**What the task requires**
Look through the records below, count the lines with the word "Arsandaux", and reply with only the number.

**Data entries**

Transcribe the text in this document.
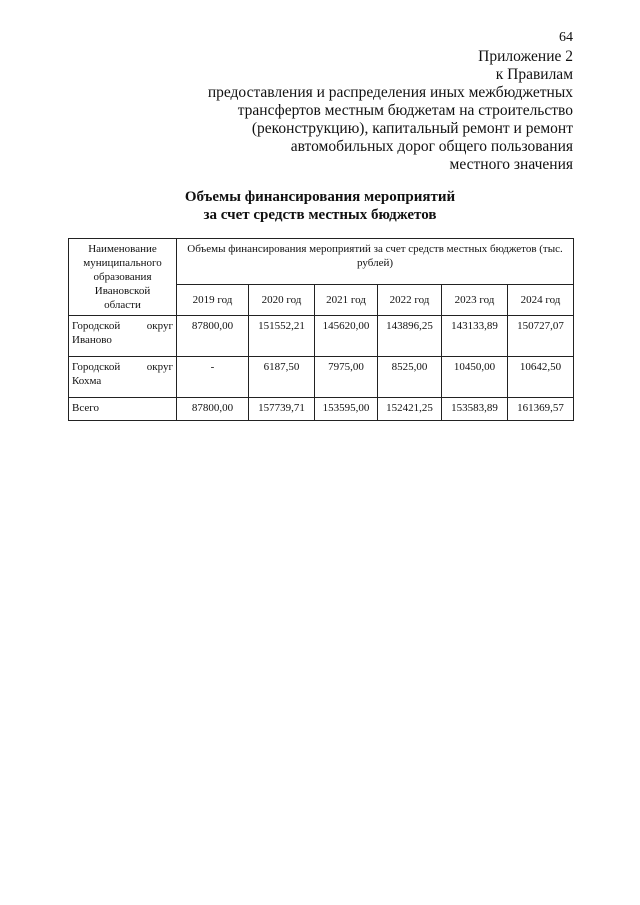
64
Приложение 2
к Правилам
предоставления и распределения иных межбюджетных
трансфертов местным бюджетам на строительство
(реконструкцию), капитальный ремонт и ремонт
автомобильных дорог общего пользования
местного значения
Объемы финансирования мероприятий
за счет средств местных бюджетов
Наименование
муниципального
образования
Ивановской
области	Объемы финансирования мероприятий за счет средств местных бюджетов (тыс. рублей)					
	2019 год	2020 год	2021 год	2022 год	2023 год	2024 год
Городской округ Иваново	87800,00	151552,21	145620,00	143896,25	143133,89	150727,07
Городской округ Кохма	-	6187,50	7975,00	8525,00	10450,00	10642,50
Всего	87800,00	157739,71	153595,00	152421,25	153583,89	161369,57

==

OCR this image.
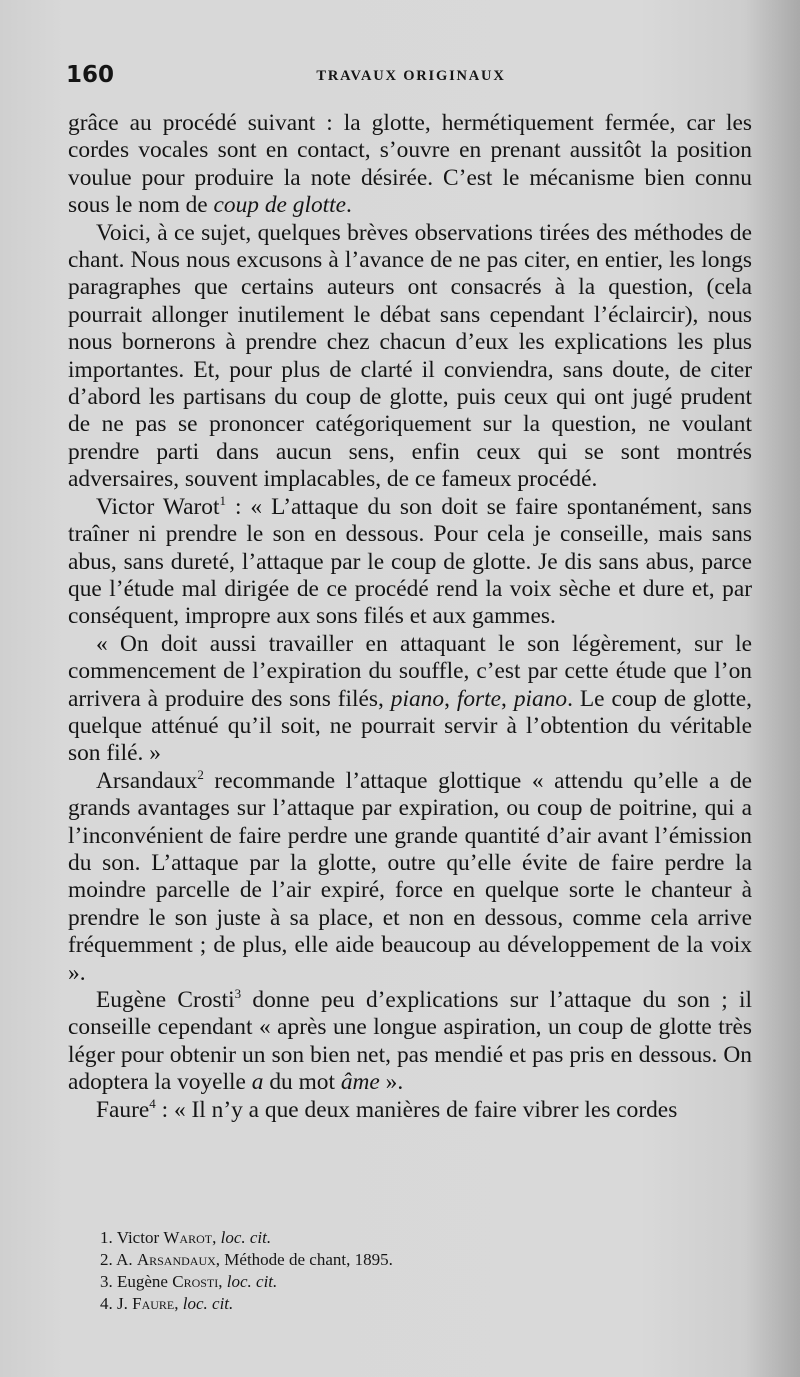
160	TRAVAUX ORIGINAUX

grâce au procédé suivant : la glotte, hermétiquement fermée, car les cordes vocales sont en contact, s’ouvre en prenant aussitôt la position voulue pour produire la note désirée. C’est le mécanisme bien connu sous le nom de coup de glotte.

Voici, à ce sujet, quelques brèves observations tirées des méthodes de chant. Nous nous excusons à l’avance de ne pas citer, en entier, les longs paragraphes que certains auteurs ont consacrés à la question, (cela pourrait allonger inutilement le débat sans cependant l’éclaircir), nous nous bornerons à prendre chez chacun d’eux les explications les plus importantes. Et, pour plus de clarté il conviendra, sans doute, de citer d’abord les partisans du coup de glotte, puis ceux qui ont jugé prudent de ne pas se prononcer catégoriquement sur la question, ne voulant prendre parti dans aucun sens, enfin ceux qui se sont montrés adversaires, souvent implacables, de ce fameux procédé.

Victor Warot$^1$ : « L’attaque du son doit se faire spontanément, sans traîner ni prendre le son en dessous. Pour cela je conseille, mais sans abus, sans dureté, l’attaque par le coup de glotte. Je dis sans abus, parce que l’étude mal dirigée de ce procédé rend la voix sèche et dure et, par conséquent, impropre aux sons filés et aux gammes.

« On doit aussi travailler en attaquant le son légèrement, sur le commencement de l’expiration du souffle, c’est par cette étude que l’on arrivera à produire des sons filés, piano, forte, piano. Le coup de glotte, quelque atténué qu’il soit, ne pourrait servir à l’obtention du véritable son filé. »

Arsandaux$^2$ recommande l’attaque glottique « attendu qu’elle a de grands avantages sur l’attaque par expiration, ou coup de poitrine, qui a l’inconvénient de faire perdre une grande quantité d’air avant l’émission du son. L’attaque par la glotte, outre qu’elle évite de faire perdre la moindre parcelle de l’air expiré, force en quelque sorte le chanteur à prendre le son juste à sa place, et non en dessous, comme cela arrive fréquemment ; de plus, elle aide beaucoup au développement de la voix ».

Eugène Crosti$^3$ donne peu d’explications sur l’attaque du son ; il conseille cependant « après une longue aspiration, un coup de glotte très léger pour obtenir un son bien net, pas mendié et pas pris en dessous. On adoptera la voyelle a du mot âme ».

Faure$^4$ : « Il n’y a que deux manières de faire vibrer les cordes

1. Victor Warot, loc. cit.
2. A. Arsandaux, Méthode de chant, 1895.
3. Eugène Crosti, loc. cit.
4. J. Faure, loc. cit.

**Result for this exercise**
2